--- Input for this task ---
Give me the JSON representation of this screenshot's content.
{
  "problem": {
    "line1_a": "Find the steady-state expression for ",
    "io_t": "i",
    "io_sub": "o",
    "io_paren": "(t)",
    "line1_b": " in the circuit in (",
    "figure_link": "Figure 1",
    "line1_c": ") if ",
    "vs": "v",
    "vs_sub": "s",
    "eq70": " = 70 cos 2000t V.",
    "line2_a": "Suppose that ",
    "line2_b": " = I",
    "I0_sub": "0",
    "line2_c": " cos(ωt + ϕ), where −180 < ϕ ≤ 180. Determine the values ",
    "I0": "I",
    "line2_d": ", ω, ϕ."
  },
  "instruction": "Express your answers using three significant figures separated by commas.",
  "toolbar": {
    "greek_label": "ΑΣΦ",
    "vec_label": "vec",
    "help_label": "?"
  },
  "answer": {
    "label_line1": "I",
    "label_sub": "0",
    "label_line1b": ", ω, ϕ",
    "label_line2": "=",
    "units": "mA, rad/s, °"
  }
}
---
Exercise objective
Copy the records above exactly.

Worked solution
Give me the JSON representation of this screenshot's content.
{
  "problem": {
    "line1_a": "Find the steady-state expression for ",
    "io_t": "i",
    "io_sub": "o",
    "io_paren": "(t)",
    "line1_b": " in the circuit in (",
    "figure_link": "Figure 1",
    "line1_c": ") if ",
    "vs": "v",
    "vs_sub": "s",
    "eq70": " = 70 cos 2000t V.",
    "line2_a": "Suppose that ",
    "line2_b": " = I",
    "I0_sub": "0",
    "line2_c": " cos(ωt + ϕ), where −180 < ϕ ≤ 180. Determine the values ",
    "I0": "I",
    "line2_d": ", ω, ϕ."
  },
  "instruction": "Express your answers using three significant figures separated by commas.",
  "toolbar": {
    "greek_label": "ΑΣΦ",
    "vec_label": "vec",
    "help_label": "?"
  },
  "answer": {
    "label_line1": "I",
    "label_sub": "0",
    "label_line1b": ", ω, ϕ",
    "label_line2": "=",
    "units": "mA, rad/s, °"
  }
}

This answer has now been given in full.